### Exercise directions
Repeat each record below exactly, dropping the pictures.

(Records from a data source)
-- -- --
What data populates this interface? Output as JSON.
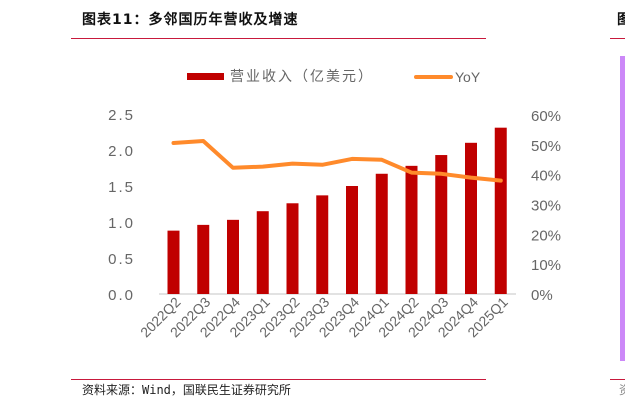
{
  "header": {
    "title": "图表11：多邻国历年营收及增速",
    "right_title_fragment": "图"
  },
  "footer": {
    "source": "资料来源：Wind，国联民生证券研究所",
    "right_source_fragment": "资"
  },
  "colors": {
    "bar": "#c00000",
    "line": "#ff8a2b",
    "rule": "#c8193c",
    "axis_text": "#666666",
    "accent_strip": "#cc88f8"
  },
  "legend": {
    "bar_label": "营业收入（亿美元）",
    "line_label": "YoY"
  },
  "chart_data": {
    "type": "bar",
    "title": "多邻国历年营收及增速",
    "xlabel": "",
    "ylabel": "营业收入（亿美元）",
    "y2label": "YoY",
    "categories": [
      "2022Q2",
      "2022Q3",
      "2022Q4",
      "2023Q1",
      "2023Q2",
      "2023Q3",
      "2023Q4",
      "2024Q1",
      "2024Q2",
      "2024Q3",
      "2024Q4",
      "2025Q1"
    ],
    "series": [
      {
        "name": "营业收入（亿美元）",
        "type": "bar",
        "axis": "left",
        "values": [
          0.88,
          0.96,
          1.03,
          1.15,
          1.26,
          1.37,
          1.5,
          1.67,
          1.78,
          1.93,
          2.1,
          2.31
        ]
      },
      {
        "name": "YoY",
        "type": "line",
        "axis": "right",
        "unit": "%",
        "values": [
          50.6,
          51.3,
          42.3,
          42.7,
          43.7,
          43.3,
          45.3,
          45.0,
          40.7,
          40.3,
          39.0,
          38.0
        ]
      }
    ],
    "ylim": [
      0,
      2.5
    ],
    "y_ticks": [
      "0.0",
      "0.5",
      "1.0",
      "1.5",
      "2.0",
      "2.5"
    ],
    "y2lim": [
      0,
      60
    ],
    "y2_ticks": [
      "0%",
      "10%",
      "20%",
      "30%",
      "40%",
      "50%",
      "60%"
    ],
    "grid": false,
    "legend_position": "top"
  }
}
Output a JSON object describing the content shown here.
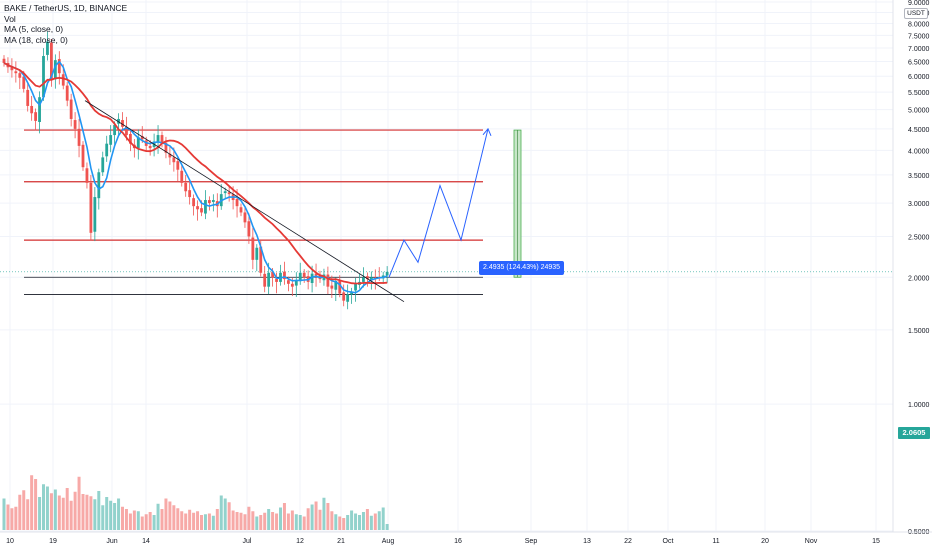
{
  "legend": {
    "symbol": "BAKE / TetherUS, 1D, BINANCE",
    "vol": "Vol",
    "ma5": "MA (5, close, 0)",
    "ma18": "MA (18, close, 0)"
  },
  "price_axis": {
    "currency": "USDT",
    "last_price": "2.0605",
    "ticks": [
      "9.0000",
      "8.5000",
      "8.0000",
      "7.5000",
      "7.0000",
      "6.5000",
      "6.0000",
      "5.5000",
      "5.0000",
      "4.5000",
      "4.0000",
      "3.5000",
      "3.0000",
      "2.5000",
      "2.0000",
      "1.5000",
      "1.0000",
      "0.5000"
    ]
  },
  "time_axis": {
    "labels": [
      "10",
      "19",
      "Jun",
      "14",
      "Jul",
      "12",
      "21",
      "Aug",
      "16",
      "Sep",
      "13",
      "22",
      "Oct",
      "11",
      "20",
      "Nov",
      "15"
    ]
  },
  "measure": {
    "label": "2.4935 (124.43%) 24935"
  },
  "colors": {
    "up": "#26a69a",
    "down": "#ef5350",
    "ma5": "#2196f3",
    "ma18": "#e53935",
    "level": "#d32f2f",
    "trend": "#131722",
    "projection": "#2962ff"
  },
  "chart_data": {
    "type": "candlestick",
    "title": "BAKE / TetherUS, 1D, BINANCE",
    "ylim": [
      0.5,
      9.0
    ],
    "y_scale": "log",
    "grid": true,
    "legend_position": "top-left",
    "series": [
      {
        "name": "Vol",
        "type": "bar"
      },
      {
        "name": "MA (5, close, 0)",
        "type": "line"
      },
      {
        "name": "MA (18, close, 0)",
        "type": "line"
      }
    ],
    "close_prices": [
      6.45,
      6.3,
      6.2,
      6.1,
      5.95,
      5.6,
      5.1,
      4.9,
      4.7,
      5.35,
      6.7,
      7.25,
      5.9,
      6.55,
      6.1,
      5.7,
      5.25,
      4.75,
      4.5,
      4.1,
      3.65,
      3.35,
      2.55,
      3.1,
      3.55,
      3.85,
      4.15,
      4.35,
      4.6,
      4.75,
      4.55,
      4.35,
      4.15,
      4.05,
      4.3,
      4.25,
      4.1,
      4.05,
      4.2,
      4.35,
      4.15,
      3.95,
      3.85,
      3.75,
      3.6,
      3.35,
      3.2,
      3.1,
      2.95,
      2.9,
      2.85,
      3.05,
      3.0,
      3.05,
      2.95,
      3.15,
      3.2,
      3.15,
      3.05,
      2.95,
      2.85,
      2.7,
      2.5,
      2.2,
      2.35,
      2.05,
      1.9,
      2.05,
      2.0,
      1.95,
      2.05,
      1.98,
      1.93,
      1.9,
      1.97,
      2.05,
      2.0,
      1.95,
      2.04,
      2.02,
      1.98,
      2.03,
      1.9,
      1.88,
      1.96,
      1.83,
      1.76,
      1.82,
      1.85,
      1.93,
      1.95,
      2.0,
      1.98,
      2.0,
      1.99,
      2.0,
      2.02,
      2.06
    ],
    "volumes": [
      0.42,
      0.34,
      0.29,
      0.31,
      0.47,
      0.53,
      0.41,
      0.73,
      0.68,
      0.44,
      0.61,
      0.58,
      0.49,
      0.54,
      0.46,
      0.43,
      0.56,
      0.39,
      0.51,
      0.71,
      0.48,
      0.47,
      0.45,
      0.41,
      0.52,
      0.33,
      0.44,
      0.39,
      0.36,
      0.42,
      0.31,
      0.28,
      0.22,
      0.26,
      0.25,
      0.18,
      0.21,
      0.24,
      0.2,
      0.35,
      0.28,
      0.42,
      0.38,
      0.33,
      0.29,
      0.25,
      0.22,
      0.27,
      0.23,
      0.25,
      0.2,
      0.21,
      0.22,
      0.19,
      0.28,
      0.46,
      0.42,
      0.37,
      0.26,
      0.24,
      0.23,
      0.21,
      0.31,
      0.25,
      0.18,
      0.2,
      0.23,
      0.28,
      0.24,
      0.22,
      0.3,
      0.36,
      0.22,
      0.26,
      0.21,
      0.2,
      0.18,
      0.29,
      0.34,
      0.38,
      0.27,
      0.43,
      0.36,
      0.25,
      0.21,
      0.18,
      0.16,
      0.2,
      0.26,
      0.22,
      0.2,
      0.24,
      0.28,
      0.19,
      0.22,
      0.25,
      0.3,
      0.08
    ],
    "horizontal_levels": [
      4.47,
      3.37,
      2.45,
      2.0,
      1.82
    ],
    "trendline": [
      {
        "x": 0.24,
        "y": 5.25
      },
      {
        "x": 0.97,
        "y": 1.75
      }
    ],
    "projection_path": [
      2.0,
      2.45,
      2.17,
      3.3,
      2.45,
      4.5
    ]
  }
}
-- -- --
### The response
What data populates this interface? Output as JSON.
{
  "header": {
    "title": "图表11：多邻国历年营收及增速",
    "right_title_fragment": "图"
  },
  "footer": {
    "source": "资料来源：Wind，国联民生证券研究所",
    "right_source_fragment": "资"
  },
  "colors": {
    "bar": "#c00000",
    "line": "#ff8a2b",
    "rule": "#c8193c",
    "axis_text": "#666666",
    "accent_strip": "#cc88f8"
  },
  "legend": {
    "bar_label": "营业收入（亿美元）",
    "line_label": "YoY"
  },
  "chart_data": {
    "type": "bar",
    "title": "多邻国历年营收及增速",
    "xlabel": "",
    "ylabel": "营业收入（亿美元）",
    "y2label": "YoY",
    "categories": [
      "2022Q2",
      "2022Q3",
      "2022Q4",
      "2023Q1",
      "2023Q2",
      "2023Q3",
      "2023Q4",
      "2024Q1",
      "2024Q2",
      "2024Q3",
      "2024Q4",
      "2025Q1"
    ],
    "series": [
      {
        "name": "营业收入（亿美元）",
        "type": "bar",
        "axis": "left",
        "values": [
          0.88,
          0.96,
          1.03,
          1.15,
          1.26,
          1.37,
          1.5,
          1.67,
          1.78,
          1.93,
          2.1,
          2.31
        ]
      },
      {
        "name": "YoY",
        "type": "line",
        "axis": "right",
        "unit": "%",
        "values": [
          50.6,
          51.3,
          42.3,
          42.7,
          43.7,
          43.3,
          45.3,
          45.0,
          40.7,
          40.3,
          39.0,
          38.0
        ]
      }
    ],
    "ylim": [
      0,
      2.5
    ],
    "y_ticks": [
      "0.0",
      "0.5",
      "1.0",
      "1.5",
      "2.0",
      "2.5"
    ],
    "y2lim": [
      0,
      60
    ],
    "y2_ticks": [
      "0%",
      "10%",
      "20%",
      "30%",
      "40%",
      "50%",
      "60%"
    ],
    "grid": false,
    "legend_position": "top"
  }
}
Output a JSON object describing the content shown here.
{
  "legend": {
    "symbol": "BAKE / TetherUS, 1D, BINANCE",
    "vol": "Vol",
    "ma5": "MA (5, close, 0)",
    "ma18": "MA (18, close, 0)"
  },
  "price_axis": {
    "currency": "USDT",
    "last_price": "2.0605",
    "ticks": [
      "9.0000",
      "8.5000",
      "8.0000",
      "7.5000",
      "7.0000",
      "6.5000",
      "6.0000",
      "5.5000",
      "5.0000",
      "4.5000",
      "4.0000",
      "3.5000",
      "3.0000",
      "2.5000",
      "2.0000",
      "1.5000",
      "1.0000",
      "0.5000"
    ]
  },
  "time_axis": {
    "labels": [
      "10",
      "19",
      "Jun",
      "14",
      "Jul",
      "12",
      "21",
      "Aug",
      "16",
      "Sep",
      "13",
      "22",
      "Oct",
      "11",
      "20",
      "Nov",
      "15"
    ]
  },
  "measure": {
    "label": "2.4935 (124.43%) 24935"
  },
  "colors": {
    "up": "#26a69a",
    "down": "#ef5350",
    "ma5": "#2196f3",
    "ma18": "#e53935",
    "level": "#d32f2f",
    "trend": "#131722",
    "projection": "#2962ff"
  },
  "chart_data": {
    "type": "candlestick",
    "title": "BAKE / TetherUS, 1D, BINANCE",
    "ylim": [
      0.5,
      9.0
    ],
    "y_scale": "log",
    "grid": true,
    "legend_position": "top-left",
    "series": [
      {
        "name": "Vol",
        "type": "bar"
      },
      {
        "name": "MA (5, close, 0)",
        "type": "line"
      },
      {
        "name": "MA (18, close, 0)",
        "type": "line"
      }
    ],
    "close_prices": [
      6.45,
      6.3,
      6.2,
      6.1,
      5.95,
      5.6,
      5.1,
      4.9,
      4.7,
      5.35,
      6.7,
      7.25,
      5.9,
      6.55,
      6.1,
      5.7,
      5.25,
      4.75,
      4.5,
      4.1,
      3.65,
      3.35,
      2.55,
      3.1,
      3.55,
      3.85,
      4.15,
      4.35,
      4.6,
      4.75,
      4.55,
      4.35,
      4.15,
      4.05,
      4.3,
      4.25,
      4.1,
      4.05,
      4.2,
      4.35,
      4.15,
      3.95,
      3.85,
      3.75,
      3.6,
      3.35,
      3.2,
      3.1,
      2.95,
      2.9,
      2.85,
      3.05,
      3.0,
      3.05,
      2.95,
      3.15,
      3.2,
      3.15,
      3.05,
      2.95,
      2.85,
      2.7,
      2.5,
      2.2,
      2.35,
      2.05,
      1.9,
      2.05,
      2.0,
      1.95,
      2.05,
      1.98,
      1.93,
      1.9,
      1.97,
      2.05,
      2.0,
      1.95,
      2.04,
      2.02,
      1.98,
      2.03,
      1.9,
      1.88,
      1.96,
      1.83,
      1.76,
      1.82,
      1.85,
      1.93,
      1.95,
      2.0,
      1.98,
      2.0,
      1.99,
      2.0,
      2.02,
      2.06
    ],
    "volumes": [
      0.42,
      0.34,
      0.29,
      0.31,
      0.47,
      0.53,
      0.41,
      0.73,
      0.68,
      0.44,
      0.61,
      0.58,
      0.49,
      0.54,
      0.46,
      0.43,
      0.56,
      0.39,
      0.51,
      0.71,
      0.48,
      0.47,
      0.45,
      0.41,
      0.52,
      0.33,
      0.44,
      0.39,
      0.36,
      0.42,
      0.31,
      0.28,
      0.22,
      0.26,
      0.25,
      0.18,
      0.21,
      0.24,
      0.2,
      0.35,
      0.28,
      0.42,
      0.38,
      0.33,
      0.29,
      0.25,
      0.22,
      0.27,
      0.23,
      0.25,
      0.2,
      0.21,
      0.22,
      0.19,
      0.28,
      0.46,
      0.42,
      0.37,
      0.26,
      0.24,
      0.23,
      0.21,
      0.31,
      0.25,
      0.18,
      0.2,
      0.23,
      0.28,
      0.24,
      0.22,
      0.3,
      0.36,
      0.22,
      0.26,
      0.21,
      0.2,
      0.18,
      0.29,
      0.34,
      0.38,
      0.27,
      0.43,
      0.36,
      0.25,
      0.21,
      0.18,
      0.16,
      0.2,
      0.26,
      0.22,
      0.2,
      0.24,
      0.28,
      0.19,
      0.22,
      0.25,
      0.3,
      0.08
    ],
    "horizontal_levels": [
      4.47,
      3.37,
      2.45,
      2.0,
      1.82
    ],
    "trendline": [
      {
        "x": 0.24,
        "y": 5.25
      },
      {
        "x": 0.97,
        "y": 1.75
      }
    ],
    "projection_path": [
      2.0,
      2.45,
      2.17,
      3.3,
      2.45,
      4.5
    ]
  }
}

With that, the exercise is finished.